Wherever the word "Нарушение" appears in a line, extract that line.

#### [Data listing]
----

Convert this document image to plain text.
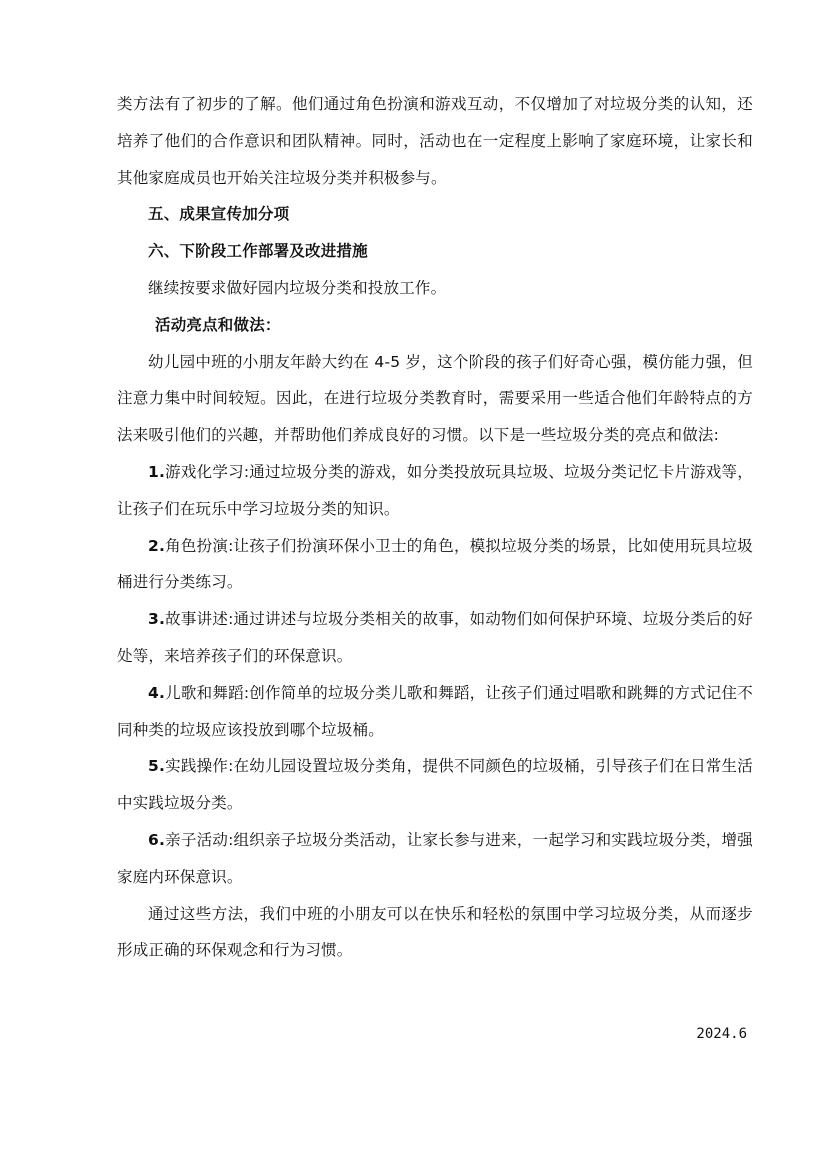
类方法有了初步的了解。他们通过角色扮演和游戏互动，不仅增加了对垃圾分类的认知，还培养了他们的合作意识和团队精神。同时，活动也在一定程度上影响了家庭环境，让家长和其他家庭成员也开始关注垃圾分类并积极参与。

五、成果宣传加分项

六、下阶段工作部署及改进措施

继续按要求做好园内垃圾分类和投放工作。

活动亮点和做法：

幼儿园中班的小朋友年龄大约在 4-5 岁，这个阶段的孩子们好奇心强，模仿能力强，但注意力集中时间较短。因此，在进行垃圾分类教育时，需要采用一些适合他们年龄特点的方法来吸引他们的兴趣，并帮助他们养成良好的习惯。以下是一些垃圾分类的亮点和做法:

1.游戏化学习:通过垃圾分类的游戏，如分类投放玩具垃圾、垃圾分类记忆卡片游戏等，让孩子们在玩乐中学习垃圾分类的知识。

2.角色扮演:让孩子们扮演环保小卫士的角色，模拟垃圾分类的场景，比如使用玩具垃圾桶进行分类练习。

3.故事讲述:通过讲述与垃圾分类相关的故事，如动物们如何保护环境、垃圾分类后的好处等，来培养孩子们的环保意识。

4.儿歌和舞蹈:创作简单的垃圾分类儿歌和舞蹈，让孩子们通过唱歌和跳舞的方式记住不同种类的垃圾应该投放到哪个垃圾桶。

5.实践操作:在幼儿园设置垃圾分类角，提供不同颜色的垃圾桶，引导孩子们在日常生活中实践垃圾分类。

6.亲子活动:组织亲子垃圾分类活动，让家长参与进来，一起学习和实践垃圾分类，增强家庭内环保意识。

通过这些方法，我们中班的小朋友可以在快乐和轻松的氛围中学习垃圾分类，从而逐步形成正确的环保观念和行为习惯。

2024.6
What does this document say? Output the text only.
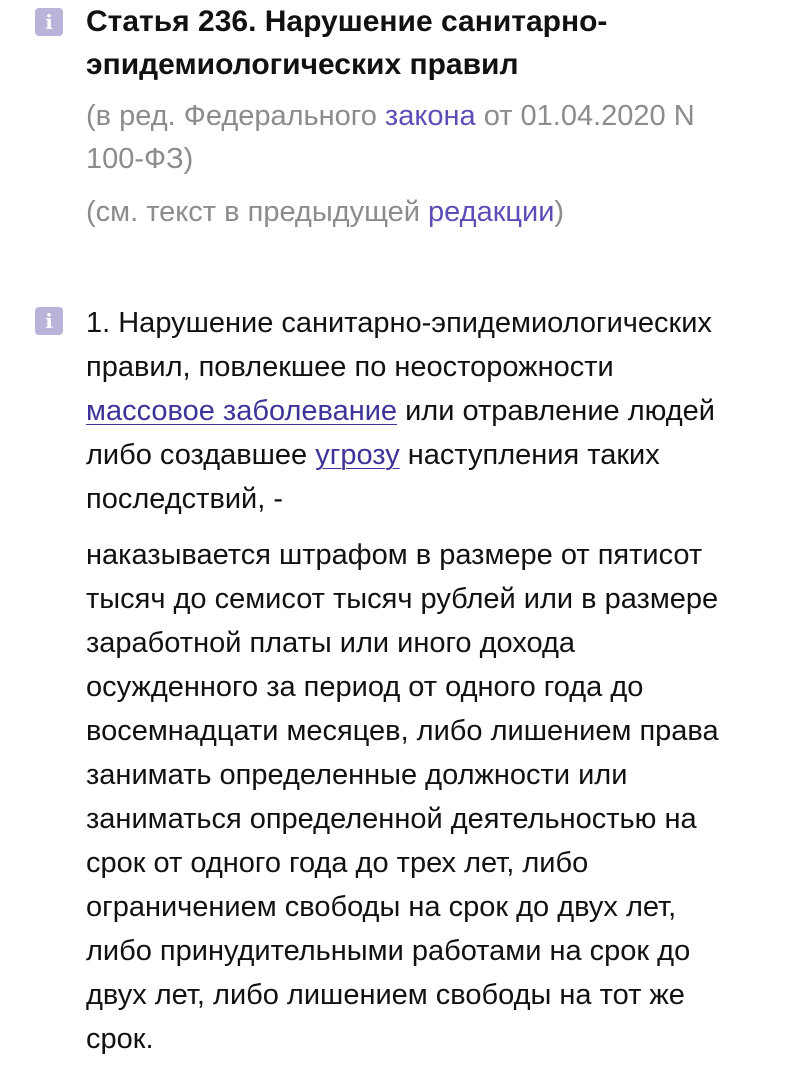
i	Статья 236. Нарушение санитарно-
эпидемиологических правил
(в ред. Федерального закона от 01.04.2020 N
100-ФЗ)
(см. текст в предыдущей редакции)
i	1. Нарушение санитарно-эпидемиологических
правил, повлекшее по неосторожности
массовое заболевание или отравление людей
либо создавшее угрозу наступления таких
последствий, -
наказывается штрафом в размере от пятисот
тысяч до семисот тысяч рублей или в размере
заработной платы или иного дохода
осужденного за период от одного года до
восемнадцати месяцев, либо лишением права
занимать определенные должности или
заниматься определенной деятельностью на
срок от одного года до трех лет, либо
ограничением свободы на срок до двух лет,
либо принудительными работами на срок до
двух лет, либо лишением свободы на тот же
срок.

----

#### [Full answer]
i	Статья 236. Нарушение санитарно-
i	1. Нарушение санитарно-эпидемиологических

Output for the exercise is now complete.